[start of PROVIDED ENTRIES]

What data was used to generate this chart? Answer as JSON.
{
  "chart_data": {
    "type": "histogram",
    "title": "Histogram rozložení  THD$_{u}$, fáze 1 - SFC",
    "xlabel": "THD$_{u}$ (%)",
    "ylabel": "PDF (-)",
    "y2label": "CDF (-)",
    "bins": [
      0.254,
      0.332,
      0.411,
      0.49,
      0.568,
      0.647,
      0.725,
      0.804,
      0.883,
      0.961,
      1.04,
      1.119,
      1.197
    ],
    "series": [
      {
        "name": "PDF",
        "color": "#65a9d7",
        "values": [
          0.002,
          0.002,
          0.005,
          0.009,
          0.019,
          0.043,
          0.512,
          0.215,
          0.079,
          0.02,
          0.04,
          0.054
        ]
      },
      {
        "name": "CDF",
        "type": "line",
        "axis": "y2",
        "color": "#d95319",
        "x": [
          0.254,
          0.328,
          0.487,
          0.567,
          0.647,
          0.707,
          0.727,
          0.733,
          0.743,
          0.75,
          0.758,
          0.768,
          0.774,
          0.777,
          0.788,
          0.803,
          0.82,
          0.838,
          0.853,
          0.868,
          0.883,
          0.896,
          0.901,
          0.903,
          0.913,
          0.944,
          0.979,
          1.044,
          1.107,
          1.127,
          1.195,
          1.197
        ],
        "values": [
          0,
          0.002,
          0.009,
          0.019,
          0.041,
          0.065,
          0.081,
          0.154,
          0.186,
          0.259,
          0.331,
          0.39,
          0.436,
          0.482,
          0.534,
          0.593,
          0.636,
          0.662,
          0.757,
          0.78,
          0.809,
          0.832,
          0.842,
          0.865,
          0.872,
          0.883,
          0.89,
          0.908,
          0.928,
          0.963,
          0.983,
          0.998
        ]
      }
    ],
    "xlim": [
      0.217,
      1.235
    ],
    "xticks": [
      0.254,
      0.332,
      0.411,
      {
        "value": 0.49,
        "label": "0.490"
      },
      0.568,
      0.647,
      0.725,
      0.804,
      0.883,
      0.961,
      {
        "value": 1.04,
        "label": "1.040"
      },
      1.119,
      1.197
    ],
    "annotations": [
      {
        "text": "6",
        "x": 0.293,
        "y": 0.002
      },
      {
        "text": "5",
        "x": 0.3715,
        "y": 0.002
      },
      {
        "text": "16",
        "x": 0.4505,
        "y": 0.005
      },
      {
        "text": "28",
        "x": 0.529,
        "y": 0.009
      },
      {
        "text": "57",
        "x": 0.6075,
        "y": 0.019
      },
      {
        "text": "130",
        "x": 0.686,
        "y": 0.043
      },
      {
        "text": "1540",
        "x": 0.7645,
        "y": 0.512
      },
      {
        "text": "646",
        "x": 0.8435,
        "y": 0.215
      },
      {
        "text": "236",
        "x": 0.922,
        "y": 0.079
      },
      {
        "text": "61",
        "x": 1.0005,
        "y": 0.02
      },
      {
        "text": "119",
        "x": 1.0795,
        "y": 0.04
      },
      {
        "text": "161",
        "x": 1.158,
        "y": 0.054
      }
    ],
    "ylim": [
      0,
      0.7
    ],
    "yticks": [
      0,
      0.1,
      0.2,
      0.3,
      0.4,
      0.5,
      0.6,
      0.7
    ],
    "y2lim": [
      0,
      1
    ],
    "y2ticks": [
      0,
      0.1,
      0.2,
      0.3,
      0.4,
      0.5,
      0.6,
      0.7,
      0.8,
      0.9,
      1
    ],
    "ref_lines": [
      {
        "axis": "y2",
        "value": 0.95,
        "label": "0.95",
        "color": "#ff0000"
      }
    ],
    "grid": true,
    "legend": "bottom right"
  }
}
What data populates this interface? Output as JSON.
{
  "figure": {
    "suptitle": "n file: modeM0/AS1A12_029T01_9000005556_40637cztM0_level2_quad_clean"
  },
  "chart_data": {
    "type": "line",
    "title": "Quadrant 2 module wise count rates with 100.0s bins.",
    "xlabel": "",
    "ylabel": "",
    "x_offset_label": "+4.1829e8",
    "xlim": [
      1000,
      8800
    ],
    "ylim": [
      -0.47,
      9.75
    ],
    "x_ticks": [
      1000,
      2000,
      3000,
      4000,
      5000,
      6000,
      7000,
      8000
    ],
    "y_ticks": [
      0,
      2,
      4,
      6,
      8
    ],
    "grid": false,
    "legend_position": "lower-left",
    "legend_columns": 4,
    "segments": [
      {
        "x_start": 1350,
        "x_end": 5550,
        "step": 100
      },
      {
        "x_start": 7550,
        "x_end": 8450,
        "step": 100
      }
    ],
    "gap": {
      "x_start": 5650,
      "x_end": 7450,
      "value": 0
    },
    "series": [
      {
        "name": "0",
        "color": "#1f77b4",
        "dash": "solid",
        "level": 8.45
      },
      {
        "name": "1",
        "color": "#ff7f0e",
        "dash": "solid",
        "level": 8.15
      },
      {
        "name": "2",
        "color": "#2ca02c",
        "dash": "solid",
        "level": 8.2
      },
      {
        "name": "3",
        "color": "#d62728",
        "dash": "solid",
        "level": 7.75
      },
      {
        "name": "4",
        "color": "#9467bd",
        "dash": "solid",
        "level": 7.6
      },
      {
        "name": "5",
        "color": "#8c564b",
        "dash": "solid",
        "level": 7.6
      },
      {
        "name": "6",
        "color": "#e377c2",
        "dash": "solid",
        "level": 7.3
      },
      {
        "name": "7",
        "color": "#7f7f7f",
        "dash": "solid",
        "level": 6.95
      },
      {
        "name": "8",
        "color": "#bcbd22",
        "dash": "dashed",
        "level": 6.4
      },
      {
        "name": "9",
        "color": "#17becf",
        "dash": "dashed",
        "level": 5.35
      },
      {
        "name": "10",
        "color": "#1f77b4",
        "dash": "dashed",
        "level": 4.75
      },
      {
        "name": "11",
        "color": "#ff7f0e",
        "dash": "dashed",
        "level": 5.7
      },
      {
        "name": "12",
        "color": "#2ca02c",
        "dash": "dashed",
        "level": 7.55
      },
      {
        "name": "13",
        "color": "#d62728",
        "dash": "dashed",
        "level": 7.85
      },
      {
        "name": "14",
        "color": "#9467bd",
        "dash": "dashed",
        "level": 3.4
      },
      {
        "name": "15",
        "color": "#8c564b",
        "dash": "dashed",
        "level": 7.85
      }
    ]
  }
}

[end of PROVIDED ENTRIES]

▸ WHAT YOU SHOULD DO
Quote the data above in full, changing nothing.

▸ RESULT OF THE TASK
What data was used to generate this chart? Answer as JSON.
{
  "chart_data": {
    "type": "histogram",
    "title": "Histogram rozložení  THD$_{u}$, fáze 1 - SFC",
    "xlabel": "THD$_{u}$ (%)",
    "ylabel": "PDF (-)",
    "y2label": "CDF (-)",
    "bins": [
      0.254,
      0.332,
      0.411,
      0.49,
      0.568,
      0.647,
      0.725,
      0.804,
      0.883,
      0.961,
      1.04,
      1.119,
      1.197
    ],
    "series": [
      {
        "name": "PDF",
        "color": "#65a9d7",
        "values": [
          0.002,
          0.002,
          0.005,
          0.009,
          0.019,
          0.043,
          0.512,
          0.215,
          0.079,
          0.02,
          0.04,
          0.054
        ]
      },
      {
        "name": "CDF",
        "type": "line",
        "axis": "y2",
        "color": "#d95319",
        "x": [
          0.254,
          0.328,
          0.487,
          0.567,
          0.647,
          0.707,
          0.727,
          0.733,
          0.743,
          0.75,
          0.758,
          0.768,
          0.774,
          0.777,
          0.788,
          0.803,
          0.82,
          0.838,
          0.853,
          0.868,
          0.883,
          0.896,
          0.901,
          0.903,
          0.913,
          0.944,
          0.979,
          1.044,
          1.107,
          1.127,
          1.195,
          1.197
        ],
        "values": [
          0,
          0.002,
          0.009,
          0.019,
          0.041,
          0.065,
          0.081,
          0.154,
          0.186,
          0.259,
          0.331,
          0.39,
          0.436,
          0.482,
          0.534,
          0.593,
          0.636,
          0.662,
          0.757,
          0.78,
          0.809,
          0.832,
          0.842,
          0.865,
          0.872,
          0.883,
          0.89,
          0.908,
          0.928,
          0.963,
          0.983,
          0.998
        ]
      }
    ],
    "xlim": [
      0.217,
      1.235
    ],
    "xticks": [
      0.254,
      0.332,
      0.411,
      {
        "value": 0.49,
        "label": "0.490"
      },
      0.568,
      0.647,
      0.725,
      0.804,
      0.883,
      0.961,
      {
        "value": 1.04,
        "label": "1.040"
      },
      1.119,
      1.197
    ],
    "annotations": [
      {
        "text": "6",
        "x": 0.293,
        "y": 0.002
      },
      {
        "text": "5",
        "x": 0.3715,
        "y": 0.002
      },
      {
        "text": "16",
        "x": 0.4505,
        "y": 0.005
      },
      {
        "text": "28",
        "x": 0.529,
        "y": 0.009
      },
      {
        "text": "57",
        "x": 0.6075,
        "y": 0.019
      },
      {
        "text": "130",
        "x": 0.686,
        "y": 0.043
      },
      {
        "text": "1540",
        "x": 0.7645,
        "y": 0.512
      },
      {
        "text": "646",
        "x": 0.8435,
        "y": 0.215
      },
      {
        "text": "236",
        "x": 0.922,
        "y": 0.079
      },
      {
        "text": "61",
        "x": 1.0005,
        "y": 0.02
      },
      {
        "text": "119",
        "x": 1.0795,
        "y": 0.04
      },
      {
        "text": "161",
        "x": 1.158,
        "y": 0.054
      }
    ],
    "ylim": [
      0,
      0.7
    ],
    "yticks": [
      0,
      0.1,
      0.2,
      0.3,
      0.4,
      0.5,
      0.6,
      0.7
    ],
    "y2lim": [
      0,
      1
    ],
    "y2ticks": [
      0,
      0.1,
      0.2,
      0.3,
      0.4,
      0.5,
      0.6,
      0.7,
      0.8,
      0.9,
      1
    ],
    "ref_lines": [
      {
        "axis": "y2",
        "value": 0.95,
        "label": "0.95",
        "color": "#ff0000"
      }
    ],
    "grid": true,
    "legend": "bottom right"
  }
}
What data populates this interface? Output as JSON.
{
  "figure": {
    "suptitle": "n file: modeM0/AS1A12_029T01_9000005556_40637cztM0_level2_quad_clean"
  },
  "chart_data": {
    "type": "line",
    "title": "Quadrant 2 module wise count rates with 100.0s bins.",
    "xlabel": "",
    "ylabel": "",
    "x_offset_label": "+4.1829e8",
    "xlim": [
      1000,
      8800
    ],
    "ylim": [
      -0.47,
      9.75
    ],
    "x_ticks": [
      1000,
      2000,
      3000,
      4000,
      5000,
      6000,
      7000,
      8000
    ],
    "y_ticks": [
      0,
      2,
      4,
      6,
      8
    ],
    "grid": false,
    "legend_position": "lower-left",
    "legend_columns": 4,
    "segments": [
      {
        "x_start": 1350,
        "x_end": 5550,
        "step": 100
      },
      {
        "x_start": 7550,
        "x_end": 8450,
        "step": 100
      }
    ],
    "gap": {
      "x_start": 5650,
      "x_end": 7450,
      "value": 0
    },
    "series": [
      {
        "name": "0",
        "color": "#1f77b4",
        "dash": "solid",
        "level": 8.45
      },
      {
        "name": "1",
        "color": "#ff7f0e",
        "dash": "solid",
        "level": 8.15
      },
      {
        "name": "2",
        "color": "#2ca02c",
        "dash": "solid",
        "level": 8.2
      },
      {
        "name": "3",
        "color": "#d62728",
        "dash": "solid",
        "level": 7.75
      },
      {
        "name": "4",
        "color": "#9467bd",
        "dash": "solid",
        "level": 7.6
      },
      {
        "name": "5",
        "color": "#8c564b",
        "dash": "solid",
        "level": 7.6
      },
      {
        "name": "6",
        "color": "#e377c2",
        "dash": "solid",
        "level": 7.3
      },
      {
        "name": "7",
        "color": "#7f7f7f",
        "dash": "solid",
        "level": 6.95
      },
      {
        "name": "8",
        "color": "#bcbd22",
        "dash": "dashed",
        "level": 6.4
      },
      {
        "name": "9",
        "color": "#17becf",
        "dash": "dashed",
        "level": 5.35
      },
      {
        "name": "10",
        "color": "#1f77b4",
        "dash": "dashed",
        "level": 4.75
      },
      {
        "name": "11",
        "color": "#ff7f0e",
        "dash": "dashed",
        "level": 5.7
      },
      {
        "name": "12",
        "color": "#2ca02c",
        "dash": "dashed",
        "level": 7.55
      },
      {
        "name": "13",
        "color": "#d62728",
        "dash": "dashed",
        "level": 7.85
      },
      {
        "name": "14",
        "color": "#9467bd",
        "dash": "dashed",
        "level": 3.4
      },
      {
        "name": "15",
        "color": "#8c564b",
        "dash": "dashed",
        "level": 7.85
      }
    ]
  }
}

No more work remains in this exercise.